◆ DIRECTIONS
Reproduce the listing below exactly. Pictures do not belong in the copy.

◆ STORED DATA
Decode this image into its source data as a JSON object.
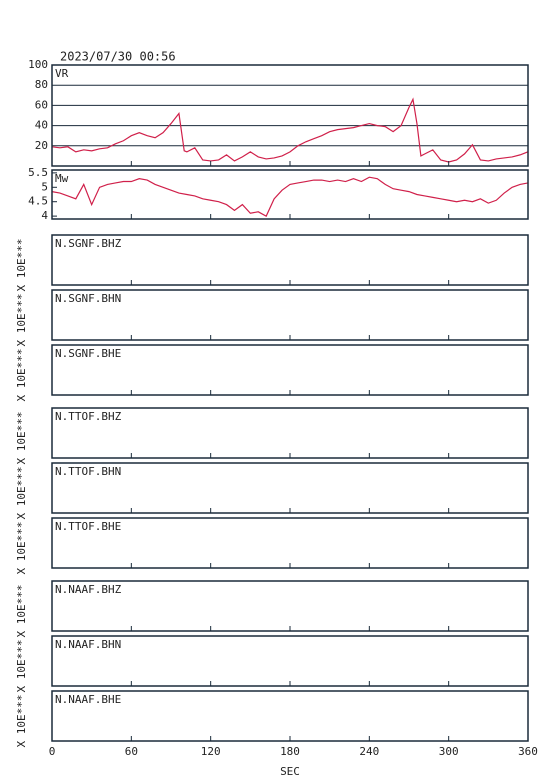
{
  "timestamp": "2023/07/30 00:56",
  "chart_data": [
    {
      "type": "line",
      "label": "VR",
      "color": "#d0204a",
      "grid": true,
      "xlim": [
        0,
        360
      ],
      "ylim": [
        0,
        100
      ],
      "yticks": [
        20,
        40,
        60,
        80,
        100
      ],
      "x": [
        0,
        6,
        12,
        18,
        24,
        30,
        36,
        42,
        48,
        54,
        60,
        66,
        72,
        78,
        84,
        90,
        96,
        100,
        102,
        108,
        114,
        120,
        126,
        132,
        138,
        144,
        150,
        156,
        162,
        168,
        174,
        180,
        186,
        192,
        198,
        204,
        210,
        216,
        222,
        228,
        234,
        240,
        246,
        252,
        258,
        264,
        270,
        273,
        276,
        279,
        282,
        288,
        294,
        300,
        306,
        312,
        318,
        324,
        330,
        336,
        342,
        348,
        354,
        360
      ],
      "values": [
        19,
        18,
        19,
        14,
        16,
        15,
        17,
        18,
        22,
        25,
        30,
        33,
        30,
        28,
        33,
        42,
        52,
        15,
        14,
        18,
        6,
        5,
        6,
        11,
        5,
        9,
        14,
        9,
        7,
        8,
        10,
        14,
        20,
        24,
        27,
        30,
        34,
        36,
        37,
        38,
        40,
        42,
        40,
        39,
        34,
        40,
        58,
        66,
        42,
        10,
        12,
        16,
        6,
        4,
        6,
        12,
        21,
        6,
        5,
        7,
        8,
        9,
        11,
        14
      ]
    },
    {
      "type": "line",
      "label": "Mw",
      "color": "#d0204a",
      "grid": false,
      "xlim": [
        0,
        360
      ],
      "ylim": [
        3.9,
        5.6
      ],
      "yticks": [
        4.0,
        4.5,
        5.0,
        5.5
      ],
      "x": [
        0,
        6,
        12,
        18,
        24,
        30,
        36,
        42,
        48,
        54,
        60,
        66,
        72,
        78,
        84,
        90,
        96,
        102,
        108,
        114,
        120,
        126,
        132,
        138,
        144,
        150,
        156,
        162,
        168,
        174,
        180,
        186,
        192,
        198,
        204,
        210,
        216,
        222,
        228,
        234,
        240,
        246,
        252,
        258,
        264,
        270,
        276,
        282,
        288,
        294,
        300,
        306,
        312,
        318,
        324,
        330,
        336,
        342,
        348,
        354,
        360
      ],
      "values": [
        4.85,
        4.8,
        4.7,
        4.6,
        5.1,
        4.4,
        5.0,
        5.1,
        5.15,
        5.2,
        5.2,
        5.3,
        5.25,
        5.1,
        5.0,
        4.9,
        4.8,
        4.75,
        4.7,
        4.6,
        4.55,
        4.5,
        4.4,
        4.2,
        4.4,
        4.1,
        4.15,
        4.0,
        4.6,
        4.9,
        5.1,
        5.15,
        5.2,
        5.25,
        5.25,
        5.2,
        5.25,
        5.2,
        5.3,
        5.2,
        5.35,
        5.3,
        5.1,
        4.95,
        4.9,
        4.85,
        4.75,
        4.7,
        4.65,
        4.6,
        4.55,
        4.5,
        4.55,
        4.5,
        4.6,
        4.45,
        4.55,
        4.8,
        5.0,
        5.1,
        5.15
      ]
    }
  ],
  "traces": [
    {
      "label": "N.SGNF.BHZ",
      "ylabel": "X 10E***"
    },
    {
      "label": "N.SGNF.BHN",
      "ylabel": "X 10E***"
    },
    {
      "label": "N.SGNF.BHE",
      "ylabel": "X 10E***"
    },
    {
      "label": "N.TTOF.BHZ",
      "ylabel": "X 10E***"
    },
    {
      "label": "N.TTOF.BHN",
      "ylabel": "X 10E***"
    },
    {
      "label": "N.TTOF.BHE",
      "ylabel": "X 10E***"
    },
    {
      "label": "N.NAAF.BHZ",
      "ylabel": "X 10E***"
    },
    {
      "label": "N.NAAF.BHN",
      "ylabel": "X 10E***"
    },
    {
      "label": "N.NAAF.BHE",
      "ylabel": "X 10E***"
    }
  ],
  "time_axis": {
    "xlim": [
      0,
      360
    ],
    "xticks": [
      0,
      60,
      120,
      180,
      240,
      300,
      360
    ],
    "xlabel": "SEC"
  }
}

◆ RESULT
Decode this image into its source data as a JSON object.
{
  "timestamp": "2023/07/30 00:56",
  "chart_data": [
    {
      "type": "line",
      "label": "VR",
      "color": "#d0204a",
      "grid": true,
      "xlim": [
        0,
        360
      ],
      "ylim": [
        0,
        100
      ],
      "yticks": [
        20,
        40,
        60,
        80,
        100
      ],
      "x": [
        0,
        6,
        12,
        18,
        24,
        30,
        36,
        42,
        48,
        54,
        60,
        66,
        72,
        78,
        84,
        90,
        96,
        100,
        102,
        108,
        114,
        120,
        126,
        132,
        138,
        144,
        150,
        156,
        162,
        168,
        174,
        180,
        186,
        192,
        198,
        204,
        210,
        216,
        222,
        228,
        234,
        240,
        246,
        252,
        258,
        264,
        270,
        273,
        276,
        279,
        282,
        288,
        294,
        300,
        306,
        312,
        318,
        324,
        330,
        336,
        342,
        348,
        354,
        360
      ],
      "values": [
        19,
        18,
        19,
        14,
        16,
        15,
        17,
        18,
        22,
        25,
        30,
        33,
        30,
        28,
        33,
        42,
        52,
        15,
        14,
        18,
        6,
        5,
        6,
        11,
        5,
        9,
        14,
        9,
        7,
        8,
        10,
        14,
        20,
        24,
        27,
        30,
        34,
        36,
        37,
        38,
        40,
        42,
        40,
        39,
        34,
        40,
        58,
        66,
        42,
        10,
        12,
        16,
        6,
        4,
        6,
        12,
        21,
        6,
        5,
        7,
        8,
        9,
        11,
        14
      ]
    },
    {
      "type": "line",
      "label": "Mw",
      "color": "#d0204a",
      "grid": false,
      "xlim": [
        0,
        360
      ],
      "ylim": [
        3.9,
        5.6
      ],
      "yticks": [
        4.0,
        4.5,
        5.0,
        5.5
      ],
      "x": [
        0,
        6,
        12,
        18,
        24,
        30,
        36,
        42,
        48,
        54,
        60,
        66,
        72,
        78,
        84,
        90,
        96,
        102,
        108,
        114,
        120,
        126,
        132,
        138,
        144,
        150,
        156,
        162,
        168,
        174,
        180,
        186,
        192,
        198,
        204,
        210,
        216,
        222,
        228,
        234,
        240,
        246,
        252,
        258,
        264,
        270,
        276,
        282,
        288,
        294,
        300,
        306,
        312,
        318,
        324,
        330,
        336,
        342,
        348,
        354,
        360
      ],
      "values": [
        4.85,
        4.8,
        4.7,
        4.6,
        5.1,
        4.4,
        5.0,
        5.1,
        5.15,
        5.2,
        5.2,
        5.3,
        5.25,
        5.1,
        5.0,
        4.9,
        4.8,
        4.75,
        4.7,
        4.6,
        4.55,
        4.5,
        4.4,
        4.2,
        4.4,
        4.1,
        4.15,
        4.0,
        4.6,
        4.9,
        5.1,
        5.15,
        5.2,
        5.25,
        5.25,
        5.2,
        5.25,
        5.2,
        5.3,
        5.2,
        5.35,
        5.3,
        5.1,
        4.95,
        4.9,
        4.85,
        4.75,
        4.7,
        4.65,
        4.6,
        4.55,
        4.5,
        4.55,
        4.5,
        4.6,
        4.45,
        4.55,
        4.8,
        5.0,
        5.1,
        5.15
      ]
    }
  ],
  "traces": [
    {
      "label": "N.SGNF.BHZ",
      "ylabel": "X 10E***"
    },
    {
      "label": "N.SGNF.BHN",
      "ylabel": "X 10E***"
    },
    {
      "label": "N.SGNF.BHE",
      "ylabel": "X 10E***"
    },
    {
      "label": "N.TTOF.BHZ",
      "ylabel": "X 10E***"
    },
    {
      "label": "N.TTOF.BHN",
      "ylabel": "X 10E***"
    },
    {
      "label": "N.TTOF.BHE",
      "ylabel": "X 10E***"
    },
    {
      "label": "N.NAAF.BHZ",
      "ylabel": "X 10E***"
    },
    {
      "label": "N.NAAF.BHN",
      "ylabel": "X 10E***"
    },
    {
      "label": "N.NAAF.BHE",
      "ylabel": "X 10E***"
    }
  ],
  "time_axis": {
    "xlim": [
      0,
      360
    ],
    "xticks": [
      0,
      60,
      120,
      180,
      240,
      300,
      360
    ],
    "xlabel": "SEC"
  }
}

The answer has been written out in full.